- Task to carry out: Write out the listing below in full and exactly, leaving out every picture.

══ Extracted material ══

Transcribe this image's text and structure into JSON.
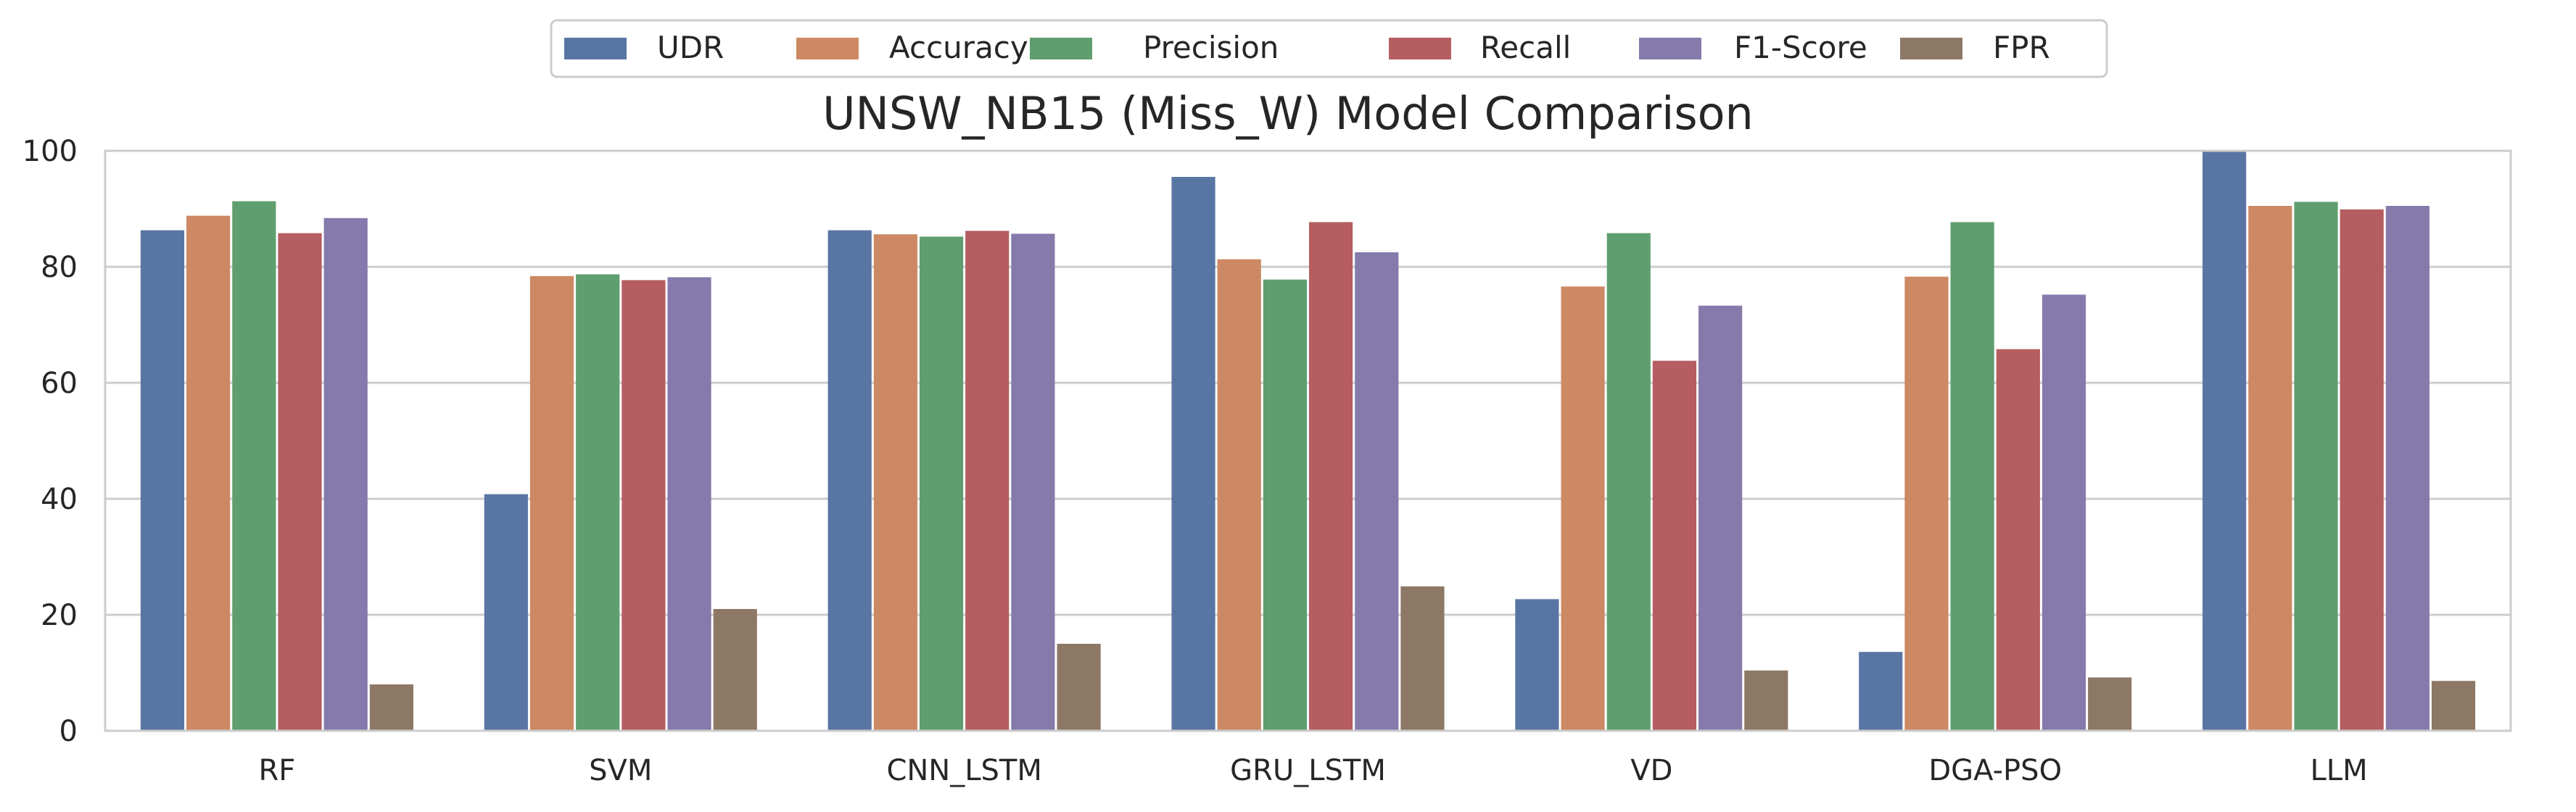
{
  "chart_data": {
    "type": "bar",
    "title": "UNSW_NB15 (Miss_W) Model Comparison",
    "xlabel": "",
    "ylabel": "",
    "ylim": [
      0,
      100
    ],
    "yticks": [
      0,
      20,
      40,
      60,
      80,
      100
    ],
    "grid": "y",
    "legend_position": "top-center",
    "categories": [
      "RF",
      "SVM",
      "CNN_LSTM",
      "GRU_LSTM",
      "VD",
      "DGA-PSO",
      "LLM"
    ],
    "series": [
      {
        "name": "UDR",
        "color": "#5975a4",
        "values": [
          86.3,
          40.8,
          86.3,
          95.5,
          22.7,
          13.6,
          100.0
        ]
      },
      {
        "name": "Accuracy",
        "color": "#cc8963",
        "values": [
          88.8,
          78.4,
          85.6,
          81.3,
          76.6,
          78.3,
          90.5
        ]
      },
      {
        "name": "Precision",
        "color": "#5f9e6e",
        "values": [
          91.3,
          78.7,
          85.2,
          77.8,
          85.8,
          87.7,
          91.2
        ]
      },
      {
        "name": "Recall",
        "color": "#b55d60",
        "values": [
          85.8,
          77.7,
          86.2,
          87.7,
          63.8,
          65.8,
          89.9
        ]
      },
      {
        "name": "F1-Score",
        "color": "#857aab",
        "values": [
          88.4,
          78.2,
          85.7,
          82.5,
          73.3,
          75.2,
          90.5
        ]
      },
      {
        "name": "FPR",
        "color": "#8d7866",
        "values": [
          8.0,
          21.0,
          15.0,
          24.9,
          10.4,
          9.2,
          8.6
        ]
      }
    ]
  }
}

═══

- Result of the exercise:
Transcribe this image's text and structure into JSON.
{
  "chart_data": {
    "type": "bar",
    "title": "UNSW_NB15 (Miss_W) Model Comparison",
    "xlabel": "",
    "ylabel": "",
    "ylim": [
      0,
      100
    ],
    "yticks": [
      0,
      20,
      40,
      60,
      80,
      100
    ],
    "grid": "y",
    "legend_position": "top-center",
    "categories": [
      "RF",
      "SVM",
      "CNN_LSTM",
      "GRU_LSTM",
      "VD",
      "DGA-PSO",
      "LLM"
    ],
    "series": [
      {
        "name": "UDR",
        "color": "#5975a4",
        "values": [
          86.3,
          40.8,
          86.3,
          95.5,
          22.7,
          13.6,
          100.0
        ]
      },
      {
        "name": "Accuracy",
        "color": "#cc8963",
        "values": [
          88.8,
          78.4,
          85.6,
          81.3,
          76.6,
          78.3,
          90.5
        ]
      },
      {
        "name": "Precision",
        "color": "#5f9e6e",
        "values": [
          91.3,
          78.7,
          85.2,
          77.8,
          85.8,
          87.7,
          91.2
        ]
      },
      {
        "name": "Recall",
        "color": "#b55d60",
        "values": [
          85.8,
          77.7,
          86.2,
          87.7,
          63.8,
          65.8,
          89.9
        ]
      },
      {
        "name": "F1-Score",
        "color": "#857aab",
        "values": [
          88.4,
          78.2,
          85.7,
          82.5,
          73.3,
          75.2,
          90.5
        ]
      },
      {
        "name": "FPR",
        "color": "#8d7866",
        "values": [
          8.0,
          21.0,
          15.0,
          24.9,
          10.4,
          9.2,
          8.6
        ]
      }
    ]
  }
}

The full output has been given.